## begin DATA SHOWN
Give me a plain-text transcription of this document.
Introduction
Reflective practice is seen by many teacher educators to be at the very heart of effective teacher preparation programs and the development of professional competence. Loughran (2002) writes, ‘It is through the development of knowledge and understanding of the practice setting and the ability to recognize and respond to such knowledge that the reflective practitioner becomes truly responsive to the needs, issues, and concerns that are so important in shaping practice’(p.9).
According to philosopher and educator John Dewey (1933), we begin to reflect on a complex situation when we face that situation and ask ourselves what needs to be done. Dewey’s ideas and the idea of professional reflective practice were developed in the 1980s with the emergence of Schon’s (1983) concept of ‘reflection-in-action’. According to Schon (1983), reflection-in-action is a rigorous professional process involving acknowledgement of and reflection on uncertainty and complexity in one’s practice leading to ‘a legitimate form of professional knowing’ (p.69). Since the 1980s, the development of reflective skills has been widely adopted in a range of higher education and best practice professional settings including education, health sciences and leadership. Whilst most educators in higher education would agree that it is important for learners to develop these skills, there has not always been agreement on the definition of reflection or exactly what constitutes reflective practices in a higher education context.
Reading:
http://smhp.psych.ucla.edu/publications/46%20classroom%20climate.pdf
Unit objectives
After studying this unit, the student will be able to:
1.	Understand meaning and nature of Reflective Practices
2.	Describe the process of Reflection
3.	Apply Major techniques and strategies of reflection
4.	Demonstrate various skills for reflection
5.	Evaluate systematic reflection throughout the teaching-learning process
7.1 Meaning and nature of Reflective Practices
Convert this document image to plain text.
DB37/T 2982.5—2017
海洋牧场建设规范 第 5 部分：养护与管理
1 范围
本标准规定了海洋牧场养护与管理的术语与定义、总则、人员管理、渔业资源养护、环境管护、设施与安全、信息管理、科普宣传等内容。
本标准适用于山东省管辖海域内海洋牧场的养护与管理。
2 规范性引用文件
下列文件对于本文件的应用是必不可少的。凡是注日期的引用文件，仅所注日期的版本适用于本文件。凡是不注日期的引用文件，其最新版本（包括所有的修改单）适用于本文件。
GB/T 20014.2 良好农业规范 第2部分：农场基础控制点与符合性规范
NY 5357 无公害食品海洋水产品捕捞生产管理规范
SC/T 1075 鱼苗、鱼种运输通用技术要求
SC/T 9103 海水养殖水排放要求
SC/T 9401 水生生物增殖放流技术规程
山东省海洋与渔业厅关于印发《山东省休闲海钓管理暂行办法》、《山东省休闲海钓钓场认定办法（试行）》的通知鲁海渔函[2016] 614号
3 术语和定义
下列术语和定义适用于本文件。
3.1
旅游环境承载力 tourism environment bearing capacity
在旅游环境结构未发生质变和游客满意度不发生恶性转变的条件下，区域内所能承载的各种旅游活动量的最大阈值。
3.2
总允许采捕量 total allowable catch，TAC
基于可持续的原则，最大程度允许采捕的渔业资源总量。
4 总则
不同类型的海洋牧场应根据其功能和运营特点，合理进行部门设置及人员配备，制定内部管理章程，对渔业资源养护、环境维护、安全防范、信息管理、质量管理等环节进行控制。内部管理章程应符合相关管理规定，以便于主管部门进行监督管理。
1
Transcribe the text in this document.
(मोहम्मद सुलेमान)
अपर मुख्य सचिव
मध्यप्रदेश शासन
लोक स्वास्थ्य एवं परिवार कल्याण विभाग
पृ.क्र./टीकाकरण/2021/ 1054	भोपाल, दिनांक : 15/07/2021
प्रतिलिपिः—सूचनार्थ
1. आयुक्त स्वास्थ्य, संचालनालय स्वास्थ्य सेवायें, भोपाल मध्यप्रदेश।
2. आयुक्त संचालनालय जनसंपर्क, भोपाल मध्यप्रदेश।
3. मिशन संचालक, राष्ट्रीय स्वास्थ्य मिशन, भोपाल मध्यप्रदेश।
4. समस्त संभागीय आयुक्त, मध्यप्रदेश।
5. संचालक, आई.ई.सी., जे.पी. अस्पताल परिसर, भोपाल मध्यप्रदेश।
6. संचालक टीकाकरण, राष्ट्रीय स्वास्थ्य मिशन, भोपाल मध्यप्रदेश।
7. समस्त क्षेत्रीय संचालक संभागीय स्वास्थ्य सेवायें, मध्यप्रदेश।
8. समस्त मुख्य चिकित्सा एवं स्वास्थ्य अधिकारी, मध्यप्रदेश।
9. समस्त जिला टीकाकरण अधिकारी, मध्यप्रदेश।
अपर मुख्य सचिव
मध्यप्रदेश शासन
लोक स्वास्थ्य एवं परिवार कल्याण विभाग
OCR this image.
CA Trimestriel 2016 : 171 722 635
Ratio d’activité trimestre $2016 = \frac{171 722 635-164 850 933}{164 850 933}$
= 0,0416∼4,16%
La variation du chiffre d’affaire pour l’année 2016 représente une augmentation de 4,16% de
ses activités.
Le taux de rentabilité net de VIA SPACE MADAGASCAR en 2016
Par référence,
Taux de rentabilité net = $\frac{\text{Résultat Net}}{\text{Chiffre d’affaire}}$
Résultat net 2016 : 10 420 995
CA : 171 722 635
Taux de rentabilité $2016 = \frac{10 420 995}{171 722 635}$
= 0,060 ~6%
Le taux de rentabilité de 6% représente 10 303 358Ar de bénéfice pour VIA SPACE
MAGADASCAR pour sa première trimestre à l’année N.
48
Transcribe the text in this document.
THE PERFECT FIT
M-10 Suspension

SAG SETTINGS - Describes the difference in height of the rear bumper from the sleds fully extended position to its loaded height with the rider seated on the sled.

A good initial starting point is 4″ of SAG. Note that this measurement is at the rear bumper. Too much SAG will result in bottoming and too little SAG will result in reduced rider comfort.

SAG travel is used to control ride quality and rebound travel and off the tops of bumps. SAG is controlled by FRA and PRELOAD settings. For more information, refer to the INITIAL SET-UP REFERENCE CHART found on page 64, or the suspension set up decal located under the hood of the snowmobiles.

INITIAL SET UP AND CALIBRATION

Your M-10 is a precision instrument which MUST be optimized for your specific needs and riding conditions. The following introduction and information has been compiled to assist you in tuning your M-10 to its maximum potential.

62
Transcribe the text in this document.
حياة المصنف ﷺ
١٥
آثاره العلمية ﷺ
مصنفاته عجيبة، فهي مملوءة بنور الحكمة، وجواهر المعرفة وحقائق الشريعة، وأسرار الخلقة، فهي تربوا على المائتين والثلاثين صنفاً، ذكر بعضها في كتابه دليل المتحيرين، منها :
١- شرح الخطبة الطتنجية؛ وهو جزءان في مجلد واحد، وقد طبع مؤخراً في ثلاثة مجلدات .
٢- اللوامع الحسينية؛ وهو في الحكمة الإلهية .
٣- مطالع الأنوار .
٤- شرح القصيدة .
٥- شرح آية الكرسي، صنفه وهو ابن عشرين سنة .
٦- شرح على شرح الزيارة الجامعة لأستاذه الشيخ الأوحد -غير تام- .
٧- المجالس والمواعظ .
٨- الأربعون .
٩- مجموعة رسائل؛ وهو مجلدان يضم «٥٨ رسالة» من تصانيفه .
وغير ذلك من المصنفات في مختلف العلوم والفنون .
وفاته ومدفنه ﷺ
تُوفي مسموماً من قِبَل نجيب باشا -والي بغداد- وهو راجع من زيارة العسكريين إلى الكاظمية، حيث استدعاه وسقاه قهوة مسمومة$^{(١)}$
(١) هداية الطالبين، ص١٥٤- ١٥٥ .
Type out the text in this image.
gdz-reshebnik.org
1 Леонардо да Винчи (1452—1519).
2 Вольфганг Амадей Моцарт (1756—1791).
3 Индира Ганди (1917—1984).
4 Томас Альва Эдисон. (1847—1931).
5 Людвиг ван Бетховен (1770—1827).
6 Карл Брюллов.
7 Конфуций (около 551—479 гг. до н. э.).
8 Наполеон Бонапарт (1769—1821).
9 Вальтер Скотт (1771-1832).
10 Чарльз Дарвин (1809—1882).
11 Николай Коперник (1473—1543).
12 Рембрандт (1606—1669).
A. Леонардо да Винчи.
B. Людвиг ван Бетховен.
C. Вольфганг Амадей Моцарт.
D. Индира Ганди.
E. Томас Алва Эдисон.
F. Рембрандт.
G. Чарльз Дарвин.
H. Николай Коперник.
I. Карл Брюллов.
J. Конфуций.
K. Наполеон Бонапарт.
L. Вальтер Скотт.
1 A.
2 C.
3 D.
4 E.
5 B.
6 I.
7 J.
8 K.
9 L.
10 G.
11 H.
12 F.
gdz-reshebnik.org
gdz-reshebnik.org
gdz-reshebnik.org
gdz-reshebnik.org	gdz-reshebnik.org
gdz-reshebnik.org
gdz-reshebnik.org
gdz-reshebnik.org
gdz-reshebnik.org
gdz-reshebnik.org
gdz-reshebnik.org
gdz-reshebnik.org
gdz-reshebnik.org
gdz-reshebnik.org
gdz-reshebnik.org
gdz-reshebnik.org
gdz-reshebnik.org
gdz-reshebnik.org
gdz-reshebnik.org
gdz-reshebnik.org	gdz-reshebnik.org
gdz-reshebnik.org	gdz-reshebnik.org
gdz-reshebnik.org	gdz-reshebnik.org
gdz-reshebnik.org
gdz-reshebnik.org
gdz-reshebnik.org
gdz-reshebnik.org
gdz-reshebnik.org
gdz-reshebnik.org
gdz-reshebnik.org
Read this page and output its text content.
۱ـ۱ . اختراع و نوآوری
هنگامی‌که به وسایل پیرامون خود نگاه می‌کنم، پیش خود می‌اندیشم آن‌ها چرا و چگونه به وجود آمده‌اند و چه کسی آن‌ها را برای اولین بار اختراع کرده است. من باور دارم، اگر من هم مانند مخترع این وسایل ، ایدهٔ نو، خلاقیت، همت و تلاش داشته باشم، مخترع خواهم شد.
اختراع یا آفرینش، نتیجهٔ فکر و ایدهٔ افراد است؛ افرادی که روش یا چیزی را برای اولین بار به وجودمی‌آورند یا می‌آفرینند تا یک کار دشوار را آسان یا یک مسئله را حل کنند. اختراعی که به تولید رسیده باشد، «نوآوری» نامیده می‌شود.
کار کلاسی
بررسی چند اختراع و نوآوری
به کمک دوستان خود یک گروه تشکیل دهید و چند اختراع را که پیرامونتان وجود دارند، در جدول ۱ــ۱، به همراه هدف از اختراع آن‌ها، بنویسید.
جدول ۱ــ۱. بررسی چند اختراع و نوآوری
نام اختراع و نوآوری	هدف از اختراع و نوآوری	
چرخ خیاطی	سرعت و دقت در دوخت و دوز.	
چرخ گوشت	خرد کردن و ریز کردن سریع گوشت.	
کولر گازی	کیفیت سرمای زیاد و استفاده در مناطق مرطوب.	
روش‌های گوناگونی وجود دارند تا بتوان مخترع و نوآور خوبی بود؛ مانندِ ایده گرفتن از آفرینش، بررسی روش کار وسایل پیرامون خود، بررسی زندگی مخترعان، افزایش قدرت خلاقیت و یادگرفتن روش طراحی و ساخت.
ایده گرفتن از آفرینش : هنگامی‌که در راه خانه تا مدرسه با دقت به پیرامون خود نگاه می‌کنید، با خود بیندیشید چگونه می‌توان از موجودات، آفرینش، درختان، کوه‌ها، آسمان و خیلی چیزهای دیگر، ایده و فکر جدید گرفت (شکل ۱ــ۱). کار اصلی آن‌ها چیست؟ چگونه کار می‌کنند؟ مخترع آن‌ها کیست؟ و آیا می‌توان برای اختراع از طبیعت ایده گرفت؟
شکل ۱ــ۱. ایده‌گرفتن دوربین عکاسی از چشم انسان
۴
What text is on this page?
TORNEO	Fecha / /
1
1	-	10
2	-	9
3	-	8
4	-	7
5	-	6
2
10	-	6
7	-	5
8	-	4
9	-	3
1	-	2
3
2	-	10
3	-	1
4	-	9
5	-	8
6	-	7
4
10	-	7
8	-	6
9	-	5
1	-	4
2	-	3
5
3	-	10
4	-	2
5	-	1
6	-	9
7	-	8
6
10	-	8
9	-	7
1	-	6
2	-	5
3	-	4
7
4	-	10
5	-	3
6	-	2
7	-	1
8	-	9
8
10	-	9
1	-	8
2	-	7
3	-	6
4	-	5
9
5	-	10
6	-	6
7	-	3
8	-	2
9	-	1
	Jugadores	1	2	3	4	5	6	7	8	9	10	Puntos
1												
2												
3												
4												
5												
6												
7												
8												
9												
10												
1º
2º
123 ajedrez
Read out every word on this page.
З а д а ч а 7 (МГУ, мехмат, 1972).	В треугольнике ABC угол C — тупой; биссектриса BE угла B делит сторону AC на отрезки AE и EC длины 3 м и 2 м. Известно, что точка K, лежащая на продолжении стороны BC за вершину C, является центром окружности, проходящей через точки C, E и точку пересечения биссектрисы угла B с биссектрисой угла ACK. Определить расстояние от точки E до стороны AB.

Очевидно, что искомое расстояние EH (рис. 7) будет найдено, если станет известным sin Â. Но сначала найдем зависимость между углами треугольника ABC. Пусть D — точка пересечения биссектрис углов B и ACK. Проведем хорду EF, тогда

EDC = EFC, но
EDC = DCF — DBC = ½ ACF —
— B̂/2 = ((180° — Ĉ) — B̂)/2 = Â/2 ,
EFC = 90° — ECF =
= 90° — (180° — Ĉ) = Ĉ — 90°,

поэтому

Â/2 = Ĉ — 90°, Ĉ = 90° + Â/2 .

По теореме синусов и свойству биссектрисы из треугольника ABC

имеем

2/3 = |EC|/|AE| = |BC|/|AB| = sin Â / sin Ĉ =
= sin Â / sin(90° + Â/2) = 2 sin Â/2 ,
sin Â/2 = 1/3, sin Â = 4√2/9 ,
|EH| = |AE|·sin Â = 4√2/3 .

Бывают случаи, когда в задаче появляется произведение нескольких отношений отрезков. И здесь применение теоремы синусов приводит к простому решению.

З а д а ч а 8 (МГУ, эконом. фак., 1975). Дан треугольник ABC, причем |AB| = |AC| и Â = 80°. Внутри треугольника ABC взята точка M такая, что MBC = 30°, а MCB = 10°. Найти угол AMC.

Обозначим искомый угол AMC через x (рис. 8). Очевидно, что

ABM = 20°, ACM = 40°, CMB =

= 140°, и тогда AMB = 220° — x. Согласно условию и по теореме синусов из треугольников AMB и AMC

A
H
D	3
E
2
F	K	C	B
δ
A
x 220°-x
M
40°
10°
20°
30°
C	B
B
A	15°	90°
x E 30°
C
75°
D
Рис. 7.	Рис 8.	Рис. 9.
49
## end DATA SHOWN
§ THE REQUEST: Read the data above. Pull out each line in which the string "année" appears.

§ TASK ANSWER:
La variation du chiffre d’affaire pour l’année 2016 représente une augmentation de 4,16% de
MAGADASCAR pour sa première trimestre à l’année N.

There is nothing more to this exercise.